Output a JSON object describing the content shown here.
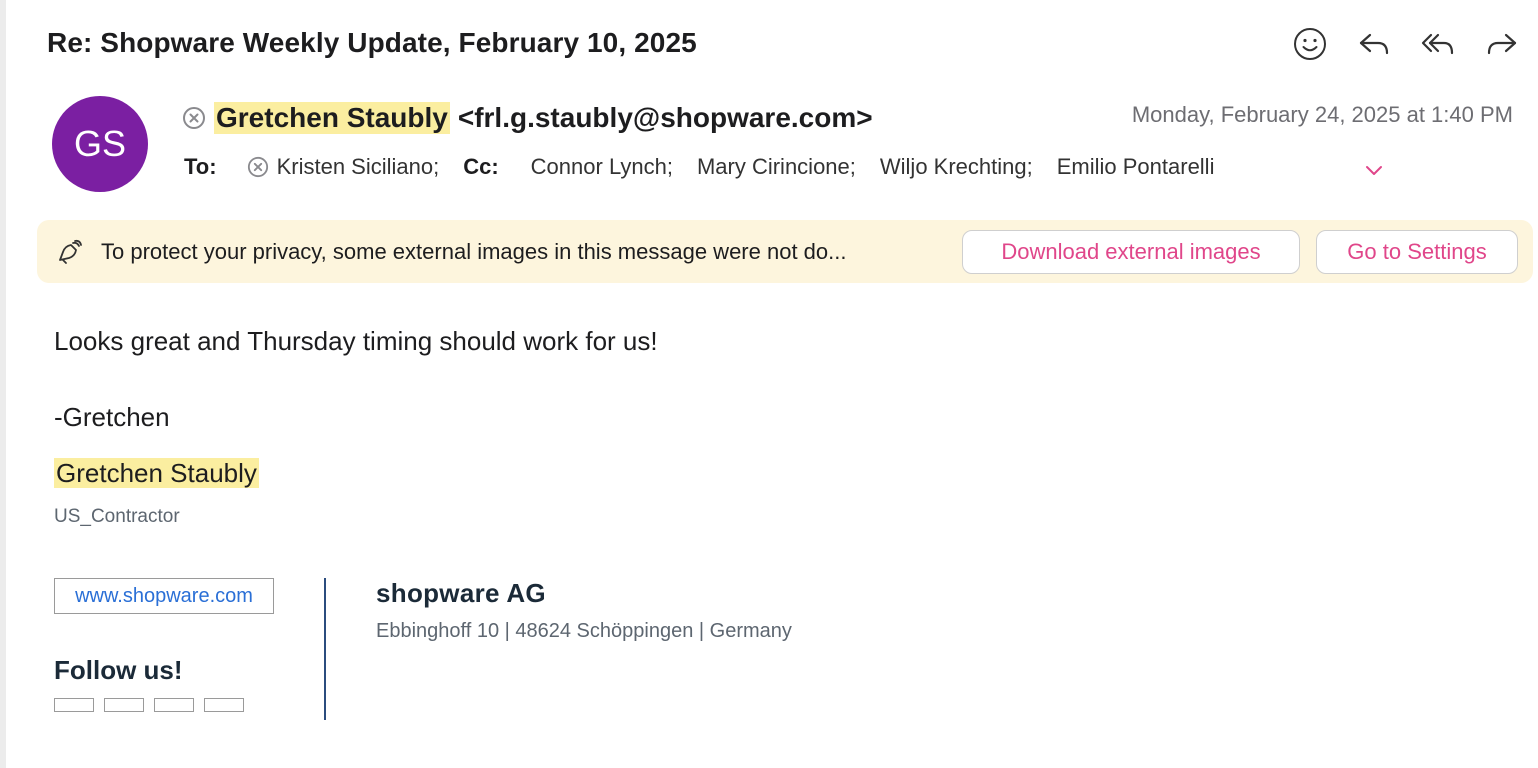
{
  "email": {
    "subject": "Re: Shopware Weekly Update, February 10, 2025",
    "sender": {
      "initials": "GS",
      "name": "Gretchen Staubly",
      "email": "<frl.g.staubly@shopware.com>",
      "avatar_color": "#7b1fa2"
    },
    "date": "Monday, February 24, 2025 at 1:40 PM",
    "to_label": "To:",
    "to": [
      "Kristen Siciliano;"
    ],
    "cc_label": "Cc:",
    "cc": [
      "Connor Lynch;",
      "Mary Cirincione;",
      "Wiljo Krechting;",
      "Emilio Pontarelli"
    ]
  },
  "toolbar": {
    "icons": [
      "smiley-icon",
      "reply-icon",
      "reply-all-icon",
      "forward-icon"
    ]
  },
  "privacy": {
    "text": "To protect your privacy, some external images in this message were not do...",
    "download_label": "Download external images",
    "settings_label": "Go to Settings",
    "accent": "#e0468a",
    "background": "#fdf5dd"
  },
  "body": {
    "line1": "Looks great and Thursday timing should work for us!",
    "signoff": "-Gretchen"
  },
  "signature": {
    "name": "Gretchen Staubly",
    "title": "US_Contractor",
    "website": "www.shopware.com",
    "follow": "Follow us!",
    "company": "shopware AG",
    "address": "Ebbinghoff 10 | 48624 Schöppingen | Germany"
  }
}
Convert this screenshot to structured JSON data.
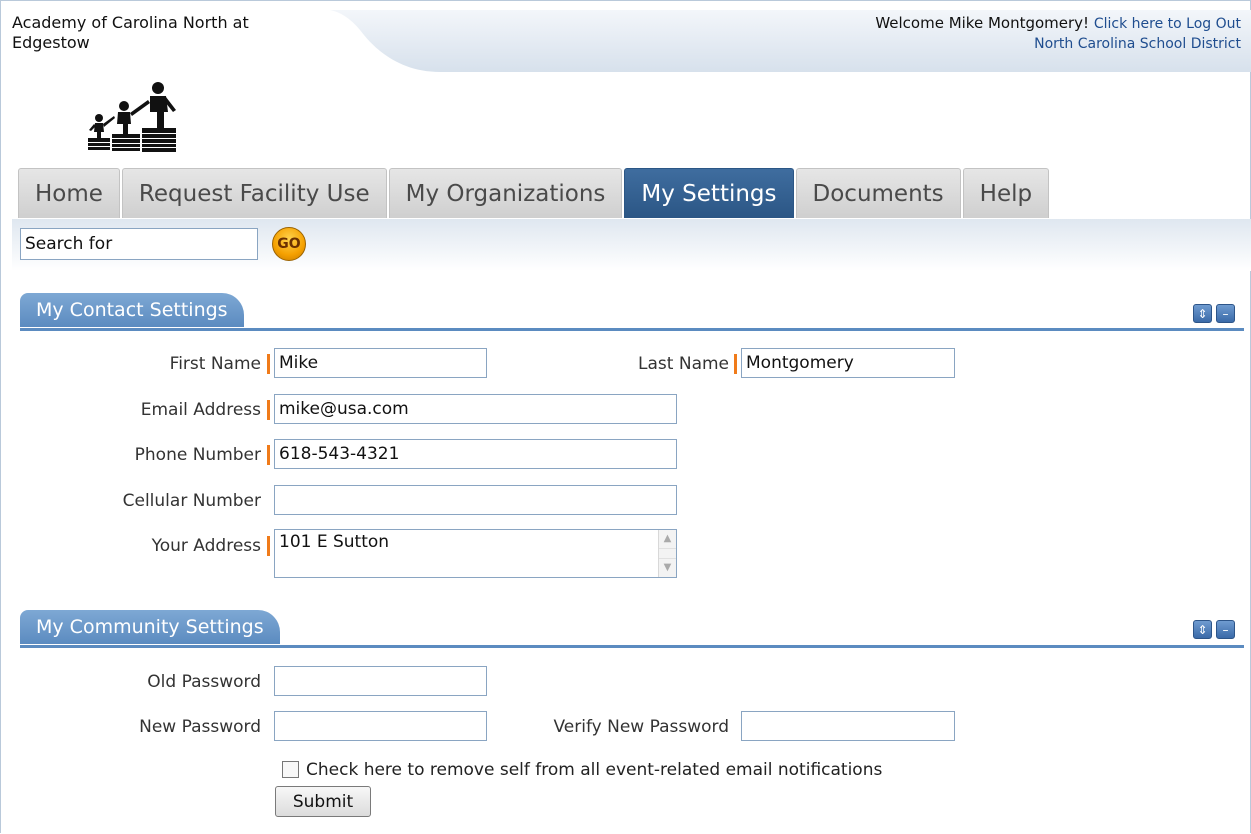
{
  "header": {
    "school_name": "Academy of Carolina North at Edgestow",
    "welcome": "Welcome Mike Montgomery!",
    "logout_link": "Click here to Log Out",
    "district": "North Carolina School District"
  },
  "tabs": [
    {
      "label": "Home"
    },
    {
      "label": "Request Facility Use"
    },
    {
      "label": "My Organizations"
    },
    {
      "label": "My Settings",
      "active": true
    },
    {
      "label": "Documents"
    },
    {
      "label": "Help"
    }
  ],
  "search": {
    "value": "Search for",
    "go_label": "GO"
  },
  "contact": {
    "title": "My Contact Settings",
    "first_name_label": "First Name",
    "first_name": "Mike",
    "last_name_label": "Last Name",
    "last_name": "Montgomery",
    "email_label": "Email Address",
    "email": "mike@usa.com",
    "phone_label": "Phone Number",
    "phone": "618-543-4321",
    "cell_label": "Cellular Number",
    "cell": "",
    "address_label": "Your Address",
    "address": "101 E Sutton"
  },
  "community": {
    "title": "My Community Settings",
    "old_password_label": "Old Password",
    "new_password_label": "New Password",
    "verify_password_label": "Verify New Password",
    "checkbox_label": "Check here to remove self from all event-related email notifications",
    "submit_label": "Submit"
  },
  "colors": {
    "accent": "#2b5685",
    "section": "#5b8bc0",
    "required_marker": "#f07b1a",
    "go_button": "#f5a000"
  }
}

──────────

_PROBLEM DESCRIPTION_
Repeat every record above exactly, but leave out any pictures.

_SOLUTION FOR THIS PROBLEM_
Output a JSON object describing the content shown here.
{
  "email": {
    "subject": "Re: Shopware Weekly Update, February 10, 2025",
    "sender": {
      "initials": "GS",
      "name": "Gretchen Staubly",
      "email": "<frl.g.staubly@shopware.com>",
      "avatar_color": "#7b1fa2"
    },
    "date": "Monday, February 24, 2025 at 1:40 PM",
    "to_label": "To:",
    "to": [
      "Kristen Siciliano;"
    ],
    "cc_label": "Cc:",
    "cc": [
      "Connor Lynch;",
      "Mary Cirincione;",
      "Wiljo Krechting;",
      "Emilio Pontarelli"
    ]
  },
  "toolbar": {
    "icons": [
      "smiley-icon",
      "reply-icon",
      "reply-all-icon",
      "forward-icon"
    ]
  },
  "privacy": {
    "text": "To protect your privacy, some external images in this message were not do...",
    "download_label": "Download external images",
    "settings_label": "Go to Settings",
    "accent": "#e0468a",
    "background": "#fdf5dd"
  },
  "body": {
    "line1": "Looks great and Thursday timing should work for us!",
    "signoff": "-Gretchen"
  },
  "signature": {
    "name": "Gretchen Staubly",
    "title": "US_Contractor",
    "website": "www.shopware.com",
    "follow": "Follow us!",
    "company": "shopware AG",
    "address": "Ebbinghoff 10 | 48624 Schöppingen | Germany"
  }
}
Convert this screenshot to structured JSON data.
{
  "header": {
    "school_name": "Academy of Carolina North at Edgestow",
    "welcome": "Welcome Mike Montgomery!",
    "logout_link": "Click here to Log Out",
    "district": "North Carolina School District"
  },
  "tabs": [
    {
      "label": "Home"
    },
    {
      "label": "Request Facility Use"
    },
    {
      "label": "My Organizations"
    },
    {
      "label": "My Settings",
      "active": true
    },
    {
      "label": "Documents"
    },
    {
      "label": "Help"
    }
  ],
  "search": {
    "value": "Search for",
    "go_label": "GO"
  },
  "contact": {
    "title": "My Contact Settings",
    "first_name_label": "First Name",
    "first_name": "Mike",
    "last_name_label": "Last Name",
    "last_name": "Montgomery",
    "email_label": "Email Address",
    "email": "mike@usa.com",
    "phone_label": "Phone Number",
    "phone": "618-543-4321",
    "cell_label": "Cellular Number",
    "cell": "",
    "address_label": "Your Address",
    "address": "101 E Sutton"
  },
  "community": {
    "title": "My Community Settings",
    "old_password_label": "Old Password",
    "new_password_label": "New Password",
    "verify_password_label": "Verify New Password",
    "checkbox_label": "Check here to remove self from all event-related email notifications",
    "submit_label": "Submit"
  },
  "colors": {
    "accent": "#2b5685",
    "section": "#5b8bc0",
    "required_marker": "#f07b1a",
    "go_button": "#f5a000"
  }
}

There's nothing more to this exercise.